DATA ROWS:
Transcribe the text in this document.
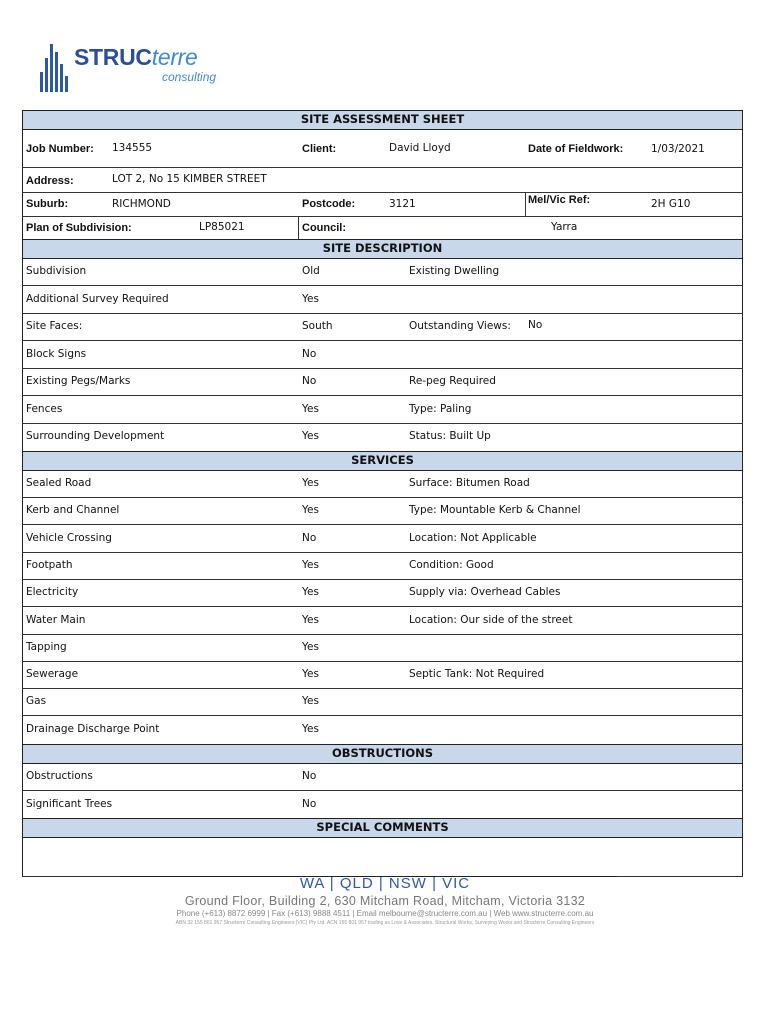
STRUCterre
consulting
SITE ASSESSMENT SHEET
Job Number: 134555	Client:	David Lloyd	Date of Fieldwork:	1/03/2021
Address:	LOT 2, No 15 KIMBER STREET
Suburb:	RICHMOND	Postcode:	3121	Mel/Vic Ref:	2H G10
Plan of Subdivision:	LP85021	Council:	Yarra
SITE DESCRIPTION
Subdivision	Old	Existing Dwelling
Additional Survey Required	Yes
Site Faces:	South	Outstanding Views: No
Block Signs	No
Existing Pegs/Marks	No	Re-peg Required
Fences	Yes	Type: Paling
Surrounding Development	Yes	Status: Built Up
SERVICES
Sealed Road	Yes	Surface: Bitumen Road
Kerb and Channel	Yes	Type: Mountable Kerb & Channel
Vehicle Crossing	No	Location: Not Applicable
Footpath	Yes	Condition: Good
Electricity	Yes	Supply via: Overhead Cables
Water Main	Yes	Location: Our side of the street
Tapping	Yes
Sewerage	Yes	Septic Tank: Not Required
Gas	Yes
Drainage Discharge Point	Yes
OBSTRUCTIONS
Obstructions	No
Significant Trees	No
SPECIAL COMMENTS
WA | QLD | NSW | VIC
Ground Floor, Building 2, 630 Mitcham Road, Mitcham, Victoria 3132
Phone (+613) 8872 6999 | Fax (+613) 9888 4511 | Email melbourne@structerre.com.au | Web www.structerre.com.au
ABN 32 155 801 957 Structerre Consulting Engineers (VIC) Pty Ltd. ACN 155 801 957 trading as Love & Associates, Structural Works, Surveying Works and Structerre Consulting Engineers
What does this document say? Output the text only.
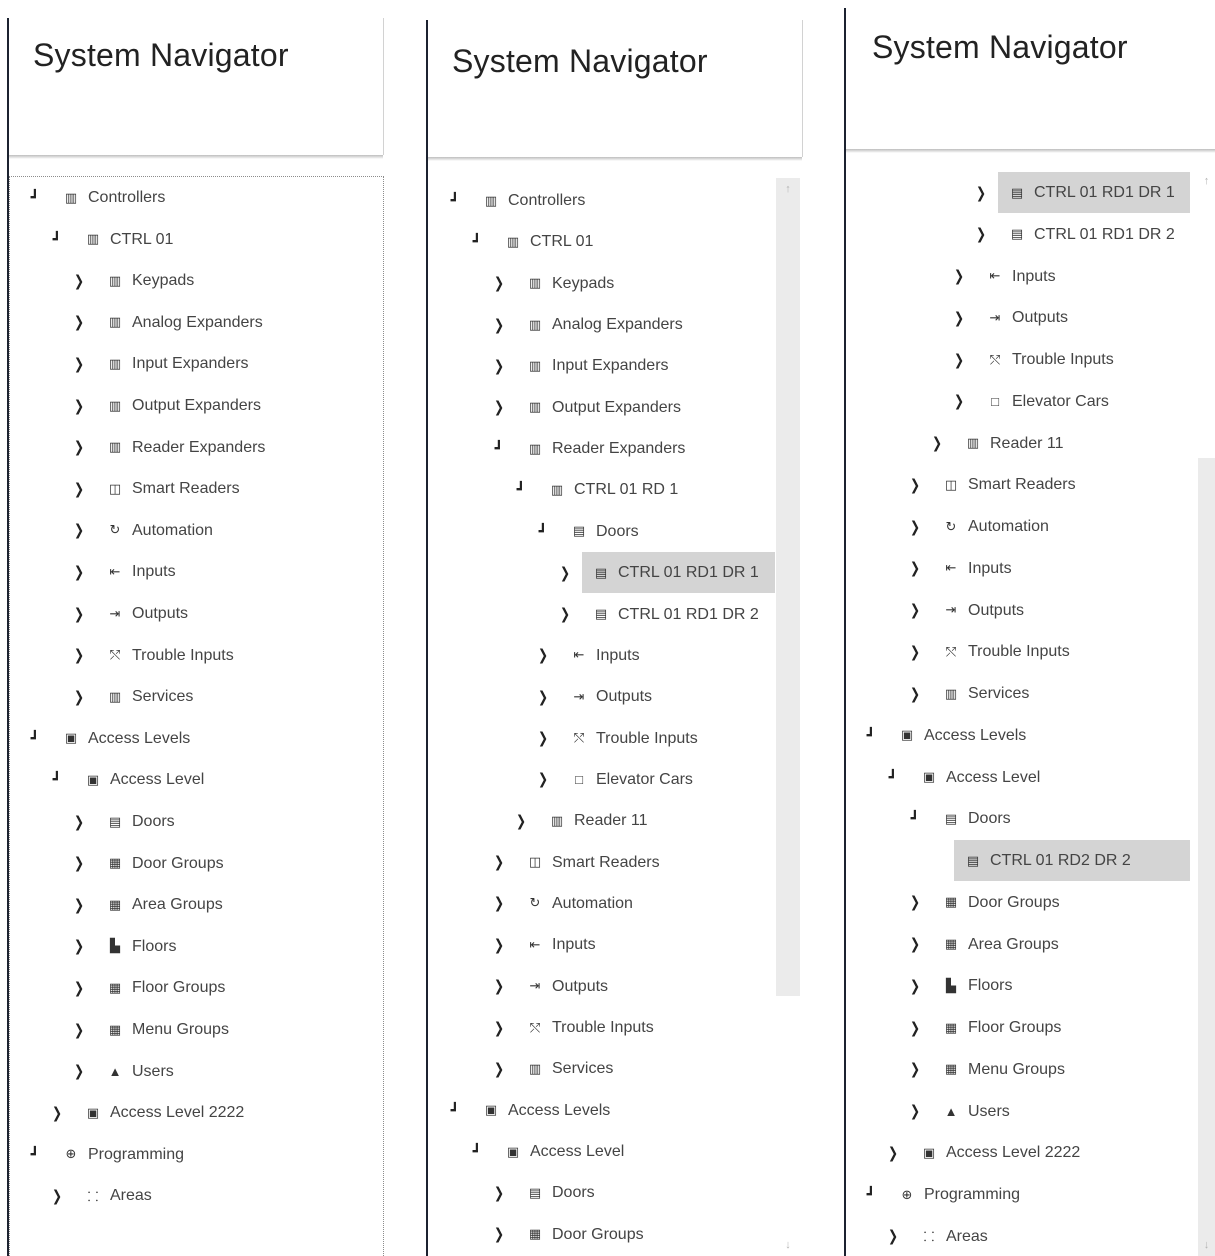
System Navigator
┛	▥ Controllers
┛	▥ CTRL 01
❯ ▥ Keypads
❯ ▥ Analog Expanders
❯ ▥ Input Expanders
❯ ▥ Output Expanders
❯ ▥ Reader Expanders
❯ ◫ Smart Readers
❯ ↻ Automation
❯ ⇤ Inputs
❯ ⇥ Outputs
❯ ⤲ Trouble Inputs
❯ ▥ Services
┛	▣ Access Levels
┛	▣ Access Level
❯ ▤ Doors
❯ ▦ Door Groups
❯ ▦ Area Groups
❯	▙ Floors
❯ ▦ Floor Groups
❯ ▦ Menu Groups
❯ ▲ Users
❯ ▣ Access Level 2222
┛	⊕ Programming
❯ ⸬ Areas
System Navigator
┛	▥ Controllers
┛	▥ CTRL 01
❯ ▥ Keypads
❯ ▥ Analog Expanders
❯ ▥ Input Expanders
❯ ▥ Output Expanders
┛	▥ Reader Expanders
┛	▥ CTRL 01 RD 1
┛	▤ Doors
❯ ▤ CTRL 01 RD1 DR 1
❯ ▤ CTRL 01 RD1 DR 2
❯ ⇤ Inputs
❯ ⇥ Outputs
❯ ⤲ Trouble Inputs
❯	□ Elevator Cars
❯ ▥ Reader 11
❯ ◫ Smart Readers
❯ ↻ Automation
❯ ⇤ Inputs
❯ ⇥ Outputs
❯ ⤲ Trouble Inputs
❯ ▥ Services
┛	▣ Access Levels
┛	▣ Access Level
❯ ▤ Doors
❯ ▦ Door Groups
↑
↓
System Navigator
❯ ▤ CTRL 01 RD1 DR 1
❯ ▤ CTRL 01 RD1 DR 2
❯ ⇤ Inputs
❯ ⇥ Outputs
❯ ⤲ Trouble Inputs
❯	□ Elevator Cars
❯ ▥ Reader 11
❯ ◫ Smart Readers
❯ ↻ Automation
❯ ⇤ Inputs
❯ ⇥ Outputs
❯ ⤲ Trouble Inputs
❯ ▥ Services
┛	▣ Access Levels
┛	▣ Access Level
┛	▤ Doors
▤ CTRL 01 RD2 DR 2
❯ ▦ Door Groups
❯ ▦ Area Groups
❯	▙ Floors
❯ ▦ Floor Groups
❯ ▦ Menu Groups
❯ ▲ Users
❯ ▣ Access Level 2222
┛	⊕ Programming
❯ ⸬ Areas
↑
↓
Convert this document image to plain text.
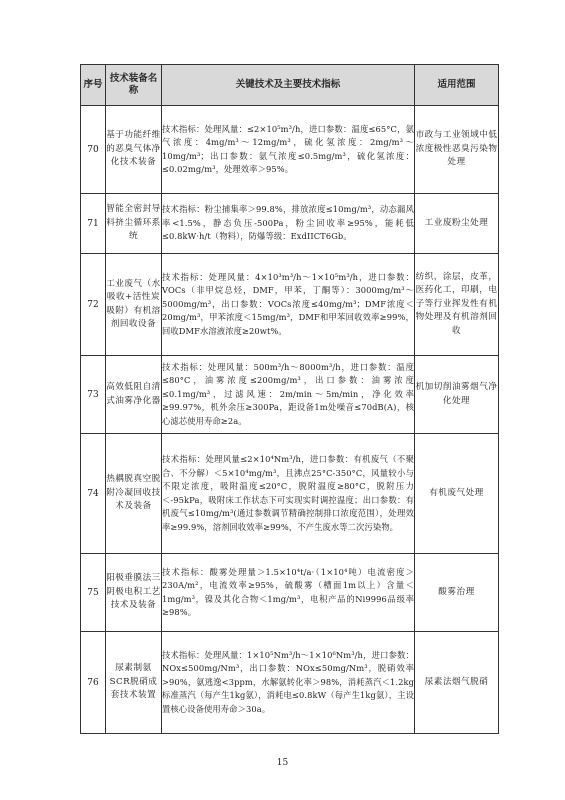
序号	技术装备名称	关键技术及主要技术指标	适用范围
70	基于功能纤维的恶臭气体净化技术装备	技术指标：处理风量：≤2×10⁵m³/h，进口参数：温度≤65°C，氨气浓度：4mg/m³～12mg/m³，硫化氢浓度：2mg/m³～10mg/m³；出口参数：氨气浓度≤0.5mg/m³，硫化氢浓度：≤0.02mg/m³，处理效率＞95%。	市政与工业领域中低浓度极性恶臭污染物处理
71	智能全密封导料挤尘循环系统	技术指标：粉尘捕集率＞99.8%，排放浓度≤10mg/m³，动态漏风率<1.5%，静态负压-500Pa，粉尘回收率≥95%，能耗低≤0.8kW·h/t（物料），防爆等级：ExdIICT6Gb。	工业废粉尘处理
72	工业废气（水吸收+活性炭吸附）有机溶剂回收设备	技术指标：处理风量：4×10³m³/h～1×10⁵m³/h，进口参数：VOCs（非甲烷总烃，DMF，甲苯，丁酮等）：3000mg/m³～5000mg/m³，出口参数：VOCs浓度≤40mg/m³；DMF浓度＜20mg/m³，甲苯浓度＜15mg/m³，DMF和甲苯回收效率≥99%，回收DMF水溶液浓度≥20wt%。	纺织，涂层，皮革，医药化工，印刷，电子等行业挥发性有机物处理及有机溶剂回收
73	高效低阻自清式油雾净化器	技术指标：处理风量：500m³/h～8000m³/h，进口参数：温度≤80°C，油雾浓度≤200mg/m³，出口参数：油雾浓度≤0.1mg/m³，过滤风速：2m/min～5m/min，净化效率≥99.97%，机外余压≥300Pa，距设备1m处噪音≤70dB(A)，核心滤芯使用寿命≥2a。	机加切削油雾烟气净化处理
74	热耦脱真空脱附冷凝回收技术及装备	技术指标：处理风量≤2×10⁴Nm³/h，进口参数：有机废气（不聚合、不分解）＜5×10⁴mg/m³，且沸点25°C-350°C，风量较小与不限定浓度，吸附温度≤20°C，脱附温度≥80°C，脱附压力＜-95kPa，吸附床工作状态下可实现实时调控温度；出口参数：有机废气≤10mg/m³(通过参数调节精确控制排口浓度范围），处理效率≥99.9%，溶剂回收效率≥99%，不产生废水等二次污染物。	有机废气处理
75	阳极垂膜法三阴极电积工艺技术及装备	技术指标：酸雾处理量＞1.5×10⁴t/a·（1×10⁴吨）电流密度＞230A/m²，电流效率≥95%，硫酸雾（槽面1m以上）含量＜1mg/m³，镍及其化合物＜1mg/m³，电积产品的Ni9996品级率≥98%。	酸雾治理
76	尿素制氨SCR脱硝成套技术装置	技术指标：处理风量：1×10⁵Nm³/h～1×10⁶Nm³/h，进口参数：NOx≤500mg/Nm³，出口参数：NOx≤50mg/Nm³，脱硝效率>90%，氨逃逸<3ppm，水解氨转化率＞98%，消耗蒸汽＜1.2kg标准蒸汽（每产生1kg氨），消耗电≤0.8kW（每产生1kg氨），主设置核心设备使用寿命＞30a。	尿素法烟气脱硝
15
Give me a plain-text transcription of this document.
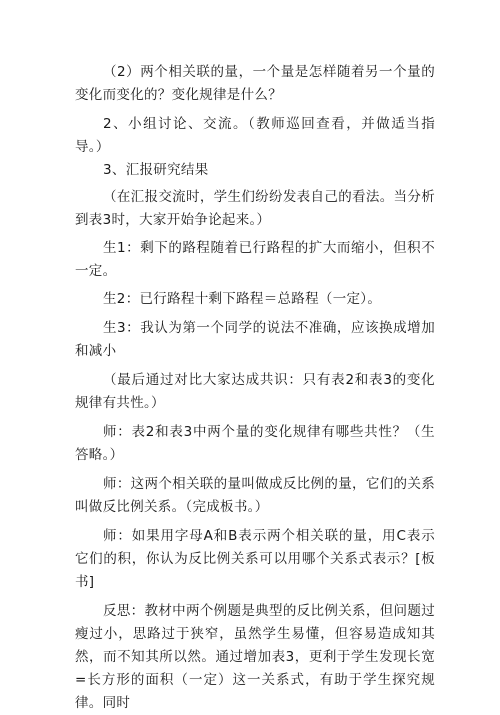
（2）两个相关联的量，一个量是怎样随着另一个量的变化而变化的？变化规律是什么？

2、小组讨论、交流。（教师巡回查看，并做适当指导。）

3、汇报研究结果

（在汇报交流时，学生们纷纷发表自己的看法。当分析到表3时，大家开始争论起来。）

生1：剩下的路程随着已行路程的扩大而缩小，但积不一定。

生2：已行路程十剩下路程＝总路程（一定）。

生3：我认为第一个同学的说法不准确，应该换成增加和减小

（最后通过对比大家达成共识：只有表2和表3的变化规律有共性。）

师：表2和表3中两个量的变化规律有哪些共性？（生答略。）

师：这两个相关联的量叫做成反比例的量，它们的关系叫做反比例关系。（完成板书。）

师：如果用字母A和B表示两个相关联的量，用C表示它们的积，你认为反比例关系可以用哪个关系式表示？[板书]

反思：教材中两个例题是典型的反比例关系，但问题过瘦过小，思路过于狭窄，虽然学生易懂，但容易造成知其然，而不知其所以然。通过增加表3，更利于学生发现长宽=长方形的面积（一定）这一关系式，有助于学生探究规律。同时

DIRECTION: Using the listing above, return all lines where the word "Existing" occurs.

TASK OUTPUT:
Subdivision	Old	Existing Dwelling
Existing Pegs/Marks	No	Re-peg Required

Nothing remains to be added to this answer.